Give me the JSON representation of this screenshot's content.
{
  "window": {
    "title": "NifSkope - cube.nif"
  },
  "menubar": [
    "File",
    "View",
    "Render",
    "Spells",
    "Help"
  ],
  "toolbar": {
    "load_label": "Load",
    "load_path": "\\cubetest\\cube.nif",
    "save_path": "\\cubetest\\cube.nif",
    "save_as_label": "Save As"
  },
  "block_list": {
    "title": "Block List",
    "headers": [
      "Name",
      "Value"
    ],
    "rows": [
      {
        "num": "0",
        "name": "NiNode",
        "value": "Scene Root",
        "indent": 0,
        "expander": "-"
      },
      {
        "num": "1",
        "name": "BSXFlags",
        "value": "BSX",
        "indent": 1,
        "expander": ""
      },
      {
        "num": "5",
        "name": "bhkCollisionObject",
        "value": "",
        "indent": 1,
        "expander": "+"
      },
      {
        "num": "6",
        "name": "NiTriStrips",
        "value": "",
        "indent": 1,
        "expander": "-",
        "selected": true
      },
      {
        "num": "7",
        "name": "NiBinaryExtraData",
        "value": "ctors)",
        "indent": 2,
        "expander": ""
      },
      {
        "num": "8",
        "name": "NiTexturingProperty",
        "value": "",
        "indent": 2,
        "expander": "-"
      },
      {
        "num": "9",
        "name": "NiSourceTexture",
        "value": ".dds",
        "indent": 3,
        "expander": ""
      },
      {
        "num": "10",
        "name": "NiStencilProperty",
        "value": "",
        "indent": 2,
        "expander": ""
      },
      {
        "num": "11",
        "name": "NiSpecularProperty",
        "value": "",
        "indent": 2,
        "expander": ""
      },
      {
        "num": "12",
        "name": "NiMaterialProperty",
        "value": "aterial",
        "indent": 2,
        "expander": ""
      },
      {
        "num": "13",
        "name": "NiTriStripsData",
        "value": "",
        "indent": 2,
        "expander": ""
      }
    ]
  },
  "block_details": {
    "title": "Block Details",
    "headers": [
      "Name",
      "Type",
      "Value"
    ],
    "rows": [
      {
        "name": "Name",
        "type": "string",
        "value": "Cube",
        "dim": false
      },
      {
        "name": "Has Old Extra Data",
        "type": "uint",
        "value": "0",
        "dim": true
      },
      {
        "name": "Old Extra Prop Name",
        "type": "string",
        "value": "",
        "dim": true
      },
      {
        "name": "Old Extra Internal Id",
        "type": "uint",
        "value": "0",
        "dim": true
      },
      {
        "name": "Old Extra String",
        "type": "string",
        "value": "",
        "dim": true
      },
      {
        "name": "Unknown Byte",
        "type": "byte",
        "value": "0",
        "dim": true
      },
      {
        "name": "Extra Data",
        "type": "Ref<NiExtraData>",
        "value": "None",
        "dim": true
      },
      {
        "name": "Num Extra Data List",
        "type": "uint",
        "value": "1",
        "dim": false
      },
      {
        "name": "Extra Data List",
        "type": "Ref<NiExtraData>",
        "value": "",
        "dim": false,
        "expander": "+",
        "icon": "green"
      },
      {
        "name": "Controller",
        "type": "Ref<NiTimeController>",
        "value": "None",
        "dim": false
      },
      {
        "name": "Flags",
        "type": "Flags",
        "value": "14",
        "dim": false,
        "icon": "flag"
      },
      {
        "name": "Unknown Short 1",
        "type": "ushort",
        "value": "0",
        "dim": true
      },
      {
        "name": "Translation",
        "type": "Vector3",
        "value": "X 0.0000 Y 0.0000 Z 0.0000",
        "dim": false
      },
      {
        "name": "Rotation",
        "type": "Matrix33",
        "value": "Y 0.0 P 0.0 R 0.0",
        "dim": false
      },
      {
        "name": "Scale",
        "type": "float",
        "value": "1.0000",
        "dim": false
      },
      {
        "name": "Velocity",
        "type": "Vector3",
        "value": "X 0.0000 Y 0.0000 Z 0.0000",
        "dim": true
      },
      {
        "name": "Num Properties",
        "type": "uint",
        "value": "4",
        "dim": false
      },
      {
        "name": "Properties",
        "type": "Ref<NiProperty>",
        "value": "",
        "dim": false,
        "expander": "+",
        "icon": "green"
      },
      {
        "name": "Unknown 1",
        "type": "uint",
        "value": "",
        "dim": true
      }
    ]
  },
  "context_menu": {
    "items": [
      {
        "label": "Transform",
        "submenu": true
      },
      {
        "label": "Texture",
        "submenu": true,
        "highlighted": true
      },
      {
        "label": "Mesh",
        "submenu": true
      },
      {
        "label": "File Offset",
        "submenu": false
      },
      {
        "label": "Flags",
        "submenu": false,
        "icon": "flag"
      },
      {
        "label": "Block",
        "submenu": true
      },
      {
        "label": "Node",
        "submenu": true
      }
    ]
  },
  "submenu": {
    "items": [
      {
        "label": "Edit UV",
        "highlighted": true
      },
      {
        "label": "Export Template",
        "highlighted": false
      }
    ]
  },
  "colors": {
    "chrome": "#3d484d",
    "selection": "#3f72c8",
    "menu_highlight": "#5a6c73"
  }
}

(What is asked):
Each record must be repeated exactly as it is.

(Output):
Give me the JSON representation of this screenshot's content.
{
  "window": {
    "title": "NifSkope - cube.nif"
  },
  "menubar": [
    "File",
    "View",
    "Render",
    "Spells",
    "Help"
  ],
  "toolbar": {
    "load_label": "Load",
    "load_path": "\\cubetest\\cube.nif",
    "save_path": "\\cubetest\\cube.nif",
    "save_as_label": "Save As"
  },
  "block_list": {
    "title": "Block List",
    "headers": [
      "Name",
      "Value"
    ],
    "rows": [
      {
        "num": "0",
        "name": "NiNode",
        "value": "Scene Root",
        "indent": 0,
        "expander": "-"
      },
      {
        "num": "1",
        "name": "BSXFlags",
        "value": "BSX",
        "indent": 1,
        "expander": ""
      },
      {
        "num": "5",
        "name": "bhkCollisionObject",
        "value": "",
        "indent": 1,
        "expander": "+"
      },
      {
        "num": "6",
        "name": "NiTriStrips",
        "value": "",
        "indent": 1,
        "expander": "-",
        "selected": true
      },
      {
        "num": "7",
        "name": "NiBinaryExtraData",
        "value": "ctors)",
        "indent": 2,
        "expander": ""
      },
      {
        "num": "8",
        "name": "NiTexturingProperty",
        "value": "",
        "indent": 2,
        "expander": "-"
      },
      {
        "num": "9",
        "name": "NiSourceTexture",
        "value": ".dds",
        "indent": 3,
        "expander": ""
      },
      {
        "num": "10",
        "name": "NiStencilProperty",
        "value": "",
        "indent": 2,
        "expander": ""
      },
      {
        "num": "11",
        "name": "NiSpecularProperty",
        "value": "",
        "indent": 2,
        "expander": ""
      },
      {
        "num": "12",
        "name": "NiMaterialProperty",
        "value": "aterial",
        "indent": 2,
        "expander": ""
      },
      {
        "num": "13",
        "name": "NiTriStripsData",
        "value": "",
        "indent": 2,
        "expander": ""
      }
    ]
  },
  "block_details": {
    "title": "Block Details",
    "headers": [
      "Name",
      "Type",
      "Value"
    ],
    "rows": [
      {
        "name": "Name",
        "type": "string",
        "value": "Cube",
        "dim": false
      },
      {
        "name": "Has Old Extra Data",
        "type": "uint",
        "value": "0",
        "dim": true
      },
      {
        "name": "Old Extra Prop Name",
        "type": "string",
        "value": "",
        "dim": true
      },
      {
        "name": "Old Extra Internal Id",
        "type": "uint",
        "value": "0",
        "dim": true
      },
      {
        "name": "Old Extra String",
        "type": "string",
        "value": "",
        "dim": true
      },
      {
        "name": "Unknown Byte",
        "type": "byte",
        "value": "0",
        "dim": true
      },
      {
        "name": "Extra Data",
        "type": "Ref<NiExtraData>",
        "value": "None",
        "dim": true
      },
      {
        "name": "Num Extra Data List",
        "type": "uint",
        "value": "1",
        "dim": false
      },
      {
        "name": "Extra Data List",
        "type": "Ref<NiExtraData>",
        "value": "",
        "dim": false,
        "expander": "+",
        "icon": "green"
      },
      {
        "name": "Controller",
        "type": "Ref<NiTimeController>",
        "value": "None",
        "dim": false
      },
      {
        "name": "Flags",
        "type": "Flags",
        "value": "14",
        "dim": false,
        "icon": "flag"
      },
      {
        "name": "Unknown Short 1",
        "type": "ushort",
        "value": "0",
        "dim": true
      },
      {
        "name": "Translation",
        "type": "Vector3",
        "value": "X 0.0000 Y 0.0000 Z 0.0000",
        "dim": false
      },
      {
        "name": "Rotation",
        "type": "Matrix33",
        "value": "Y 0.0 P 0.0 R 0.0",
        "dim": false
      },
      {
        "name": "Scale",
        "type": "float",
        "value": "1.0000",
        "dim": false
      },
      {
        "name": "Velocity",
        "type": "Vector3",
        "value": "X 0.0000 Y 0.0000 Z 0.0000",
        "dim": true
      },
      {
        "name": "Num Properties",
        "type": "uint",
        "value": "4",
        "dim": false
      },
      {
        "name": "Properties",
        "type": "Ref<NiProperty>",
        "value": "",
        "dim": false,
        "expander": "+",
        "icon": "green"
      },
      {
        "name": "Unknown 1",
        "type": "uint",
        "value": "",
        "dim": true
      }
    ]
  },
  "context_menu": {
    "items": [
      {
        "label": "Transform",
        "submenu": true
      },
      {
        "label": "Texture",
        "submenu": true,
        "highlighted": true
      },
      {
        "label": "Mesh",
        "submenu": true
      },
      {
        "label": "File Offset",
        "submenu": false
      },
      {
        "label": "Flags",
        "submenu": false,
        "icon": "flag"
      },
      {
        "label": "Block",
        "submenu": true
      },
      {
        "label": "Node",
        "submenu": true
      }
    ]
  },
  "submenu": {
    "items": [
      {
        "label": "Edit UV",
        "highlighted": true
      },
      {
        "label": "Export Template",
        "highlighted": false
      }
    ]
  },
  "colors": {
    "chrome": "#3d484d",
    "selection": "#3f72c8",
    "menu_highlight": "#5a6c73"
  }
}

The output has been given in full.